• Task requirements:
Reproduce word for word the stretch of the material below from the line containing "Identify all the" through the line containing "circle-2-line1: Example: [441, 400, 503, 418]". Leave the pictures out.

• Material for this task:

— begin —

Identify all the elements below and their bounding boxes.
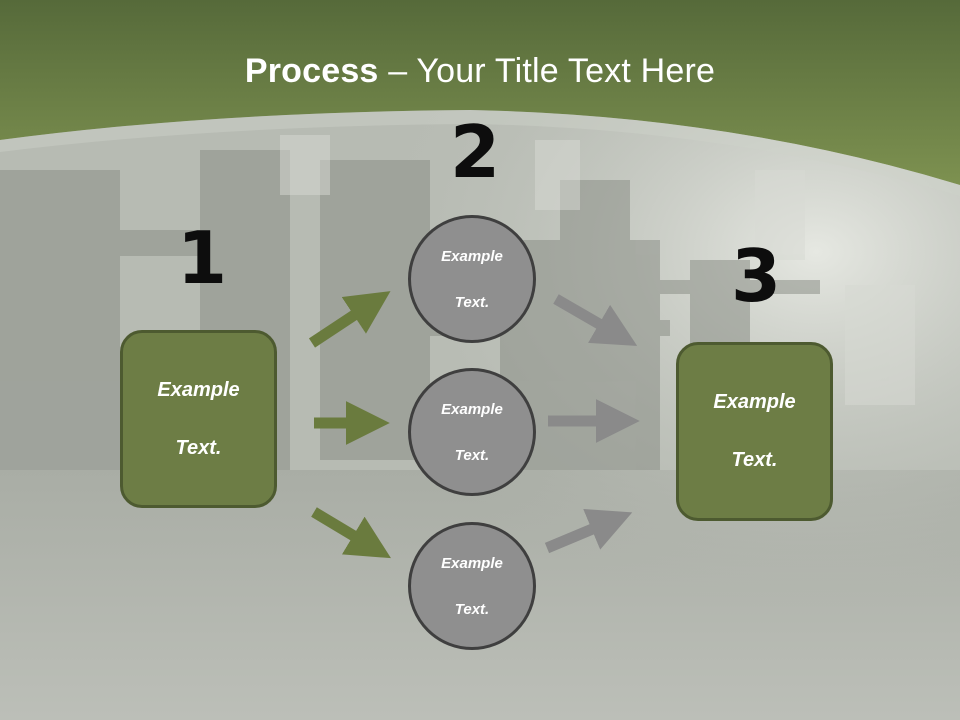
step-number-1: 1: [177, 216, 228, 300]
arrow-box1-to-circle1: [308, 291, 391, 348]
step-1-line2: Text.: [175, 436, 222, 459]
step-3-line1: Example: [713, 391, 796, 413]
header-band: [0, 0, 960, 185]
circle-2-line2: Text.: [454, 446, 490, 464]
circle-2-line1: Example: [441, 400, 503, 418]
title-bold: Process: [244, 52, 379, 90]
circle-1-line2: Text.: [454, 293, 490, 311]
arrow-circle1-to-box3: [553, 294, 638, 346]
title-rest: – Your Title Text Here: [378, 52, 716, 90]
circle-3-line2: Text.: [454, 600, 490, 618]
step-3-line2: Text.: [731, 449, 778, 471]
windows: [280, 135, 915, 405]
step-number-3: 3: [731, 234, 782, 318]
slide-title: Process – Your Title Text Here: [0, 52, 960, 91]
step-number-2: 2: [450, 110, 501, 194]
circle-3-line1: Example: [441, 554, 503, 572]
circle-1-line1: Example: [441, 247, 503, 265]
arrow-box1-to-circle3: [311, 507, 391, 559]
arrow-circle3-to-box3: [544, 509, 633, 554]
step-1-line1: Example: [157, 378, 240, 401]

— end —
— begin —

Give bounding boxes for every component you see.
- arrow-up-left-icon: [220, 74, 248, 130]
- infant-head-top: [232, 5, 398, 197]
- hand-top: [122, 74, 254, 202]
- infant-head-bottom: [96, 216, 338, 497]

— end —
— begin —

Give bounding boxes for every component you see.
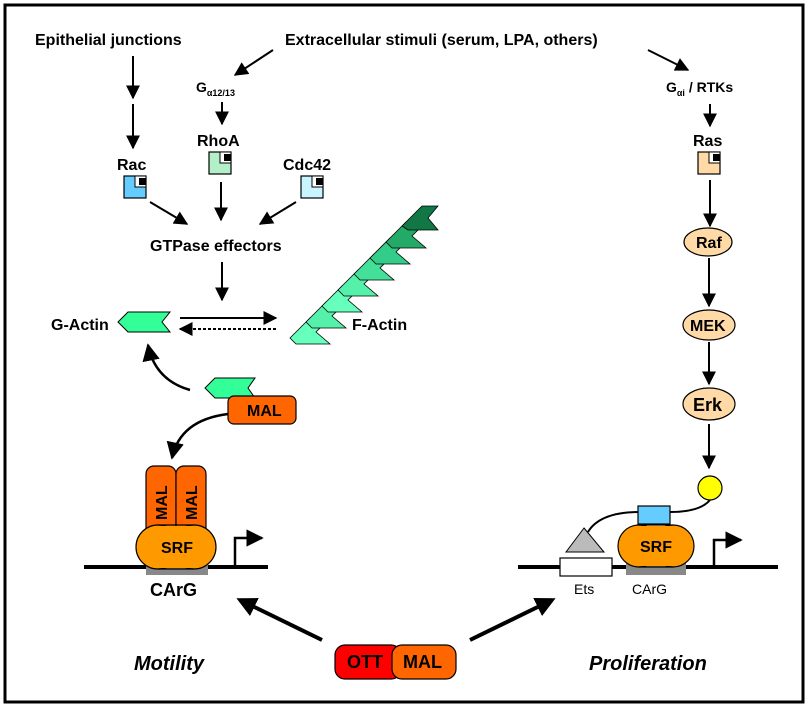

— end —

• Result:
Identify all the elements below and their bounding boxes.
step-number-1: 1: [177, 216, 228, 300]
arrow-box1-to-circle1: [308, 291, 391, 348]
step-1-line2: Text.: [175, 436, 222, 459]
step-3-line1: Example: [713, 391, 796, 413]
header-band: [0, 0, 960, 185]
circle-2-line2: Text.: [454, 446, 490, 464]
circle-2-line1: Example: [441, 400, 503, 418]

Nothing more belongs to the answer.